_Work required_:
Pick out all lines with the word "expressa" from the records that follow.

_Stored records_:
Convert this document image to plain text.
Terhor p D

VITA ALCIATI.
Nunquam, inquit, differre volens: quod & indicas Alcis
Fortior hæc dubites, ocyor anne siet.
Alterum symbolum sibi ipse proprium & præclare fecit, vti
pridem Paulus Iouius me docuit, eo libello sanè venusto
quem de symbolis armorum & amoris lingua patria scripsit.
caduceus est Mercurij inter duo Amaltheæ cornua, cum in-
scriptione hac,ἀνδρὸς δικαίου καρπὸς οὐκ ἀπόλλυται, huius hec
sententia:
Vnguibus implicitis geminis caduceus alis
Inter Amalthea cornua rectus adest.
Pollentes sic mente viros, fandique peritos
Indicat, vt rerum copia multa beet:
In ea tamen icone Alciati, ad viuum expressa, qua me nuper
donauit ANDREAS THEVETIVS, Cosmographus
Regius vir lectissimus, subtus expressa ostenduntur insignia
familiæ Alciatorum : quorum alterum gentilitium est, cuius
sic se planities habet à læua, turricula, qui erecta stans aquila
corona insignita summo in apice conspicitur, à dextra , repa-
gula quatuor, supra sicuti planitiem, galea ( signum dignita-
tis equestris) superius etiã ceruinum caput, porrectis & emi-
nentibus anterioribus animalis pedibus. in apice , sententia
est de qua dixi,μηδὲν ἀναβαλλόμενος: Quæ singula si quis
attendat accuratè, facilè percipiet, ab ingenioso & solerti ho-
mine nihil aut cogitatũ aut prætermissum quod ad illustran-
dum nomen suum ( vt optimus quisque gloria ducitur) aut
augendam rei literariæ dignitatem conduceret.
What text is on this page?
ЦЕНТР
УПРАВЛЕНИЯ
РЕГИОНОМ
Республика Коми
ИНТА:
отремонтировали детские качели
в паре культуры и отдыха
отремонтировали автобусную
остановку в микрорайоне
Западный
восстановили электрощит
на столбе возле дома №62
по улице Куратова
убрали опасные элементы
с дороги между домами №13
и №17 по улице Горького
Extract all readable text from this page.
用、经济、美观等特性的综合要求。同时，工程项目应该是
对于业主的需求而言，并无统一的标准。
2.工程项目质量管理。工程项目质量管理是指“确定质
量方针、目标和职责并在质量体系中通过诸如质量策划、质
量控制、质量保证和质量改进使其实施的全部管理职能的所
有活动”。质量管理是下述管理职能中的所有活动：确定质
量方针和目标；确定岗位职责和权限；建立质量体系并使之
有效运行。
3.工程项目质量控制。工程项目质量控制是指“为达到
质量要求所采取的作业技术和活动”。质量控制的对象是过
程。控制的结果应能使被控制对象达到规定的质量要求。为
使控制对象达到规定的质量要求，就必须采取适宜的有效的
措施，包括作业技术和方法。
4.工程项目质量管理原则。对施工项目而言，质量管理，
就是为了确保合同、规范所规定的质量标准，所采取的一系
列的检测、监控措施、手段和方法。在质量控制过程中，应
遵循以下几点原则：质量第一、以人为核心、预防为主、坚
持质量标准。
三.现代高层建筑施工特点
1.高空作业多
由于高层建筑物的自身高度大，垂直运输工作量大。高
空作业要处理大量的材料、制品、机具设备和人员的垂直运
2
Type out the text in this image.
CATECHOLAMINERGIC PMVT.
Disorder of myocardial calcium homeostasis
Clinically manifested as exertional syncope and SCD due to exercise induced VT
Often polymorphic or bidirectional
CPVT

_Response_:
In ea tamen icone Alciati, ad viuum expressa, qua me nuper
Regius vir lectissimus, subtus expressa ostenduntur insignia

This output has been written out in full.